Se trata, desde luego, de cuestiones sumamente complejas cuya resolución rebasa el alcance del presente texto.


No obstante, podría aventurarse rápidamente la siguiente hipótesis: si partimos del segundo supuesto aquí esbozado (según el cual la educación es un constructo social), podría argumentarse que no es sino hasta el surgimiento del lenguaje, primera herramienta que permite comunicar información de orden subjetivo (y por tanto, ajeno a la realidad material), que puede llegar a establecerse un sistema de valores compartido y un ideal de ser humano que se desprende del mismo, el cual es presentado a la postre como lo que debería ser la aspiración última de los miembros de un determinado grupo social.



Esta concepción de la educación también puede ser conciliada con la propuesta que hace Brown (idem.) con respecto de los “universales humanos” en el terreno de lo cultural, al hacer notar que los mitos, leyendas e historias contienen en sí mismos los valores y antivalores que se pretenden transmitir a las nuevas generaciones, encarnados en los distintos personajes, arquetipos, héroes y antihéroes que protagonizan dichas historias y que se erigen como modelos de comportamiento cada vez más estandarizados. Dicho de otro modo, tales historias pueden ser vistas como las primeras formas en que se manifiesta el fenómeno educativo.

+---+

EJERCICIOS:
• A. Según el fragmento sobre la educación, ¿cuál es la primera herramienta que permite comunicar información de orden subjetivo?
• B. Edita el fragmento sobre la educación entre "No obstante, podría" y "determinado grupo social.", ambos incluidos, y pon "conjetura" en lugar de "hipótesis".
• C. Retoma el fragmento sobre la educación como constructo social y prosíguelo desde su última oración.

INFORMACIÓN MOSTRADA:
+---+

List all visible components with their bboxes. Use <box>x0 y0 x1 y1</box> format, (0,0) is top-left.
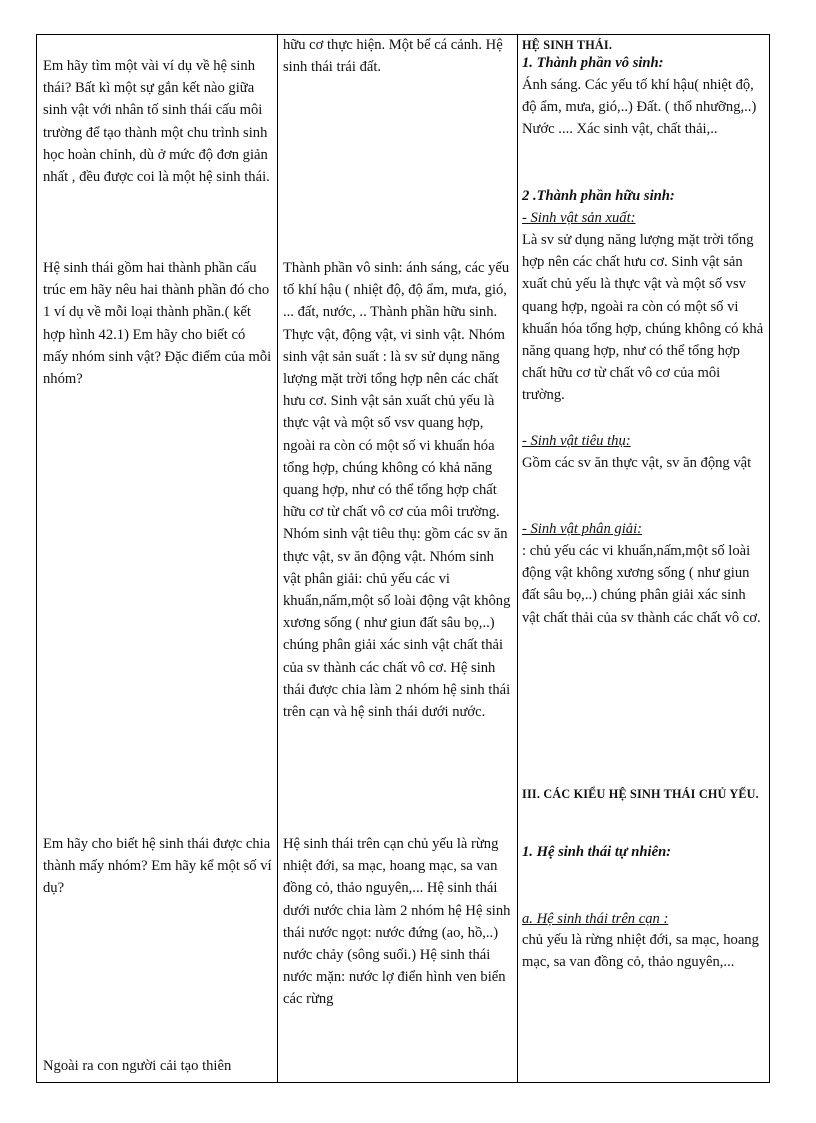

+---+

RESPUESTAS:
• A. El lenguaje.

• B.
No obstante, podría aventurarse rápidamente la siguiente conjetura: si partimos del segundo supuesto aquí esbozado (según el cual la educación es un constructo social), podría argumentarse que no es sino hasta el surgimiento del lenguaje, primera herramienta que permite comunicar información de orden subjetivo (y por tanto, ajeno a la realidad material), que puede llegar a establecerse un sistema de valores compartido y un ideal de ser humano que se desprende del mismo, el cual es presentado a la postre como lo que debería ser la aspiración última de los miembros de un determinado grupo social.

• C.
Lo anterior no son más que conjeturas, por lo que abandonaré por ahora el problema de la datación del origen de la educación y de si éste viene o no aparejado con el lenguaje abstracto. Lo que es importante resaltar en la reflexión que acaba de proponerse es que la educación estructurada en forma de relato parece constituir uno de los métodos de formación a los que más parece haber recurrido el ser humano a lo largo de su historia[2].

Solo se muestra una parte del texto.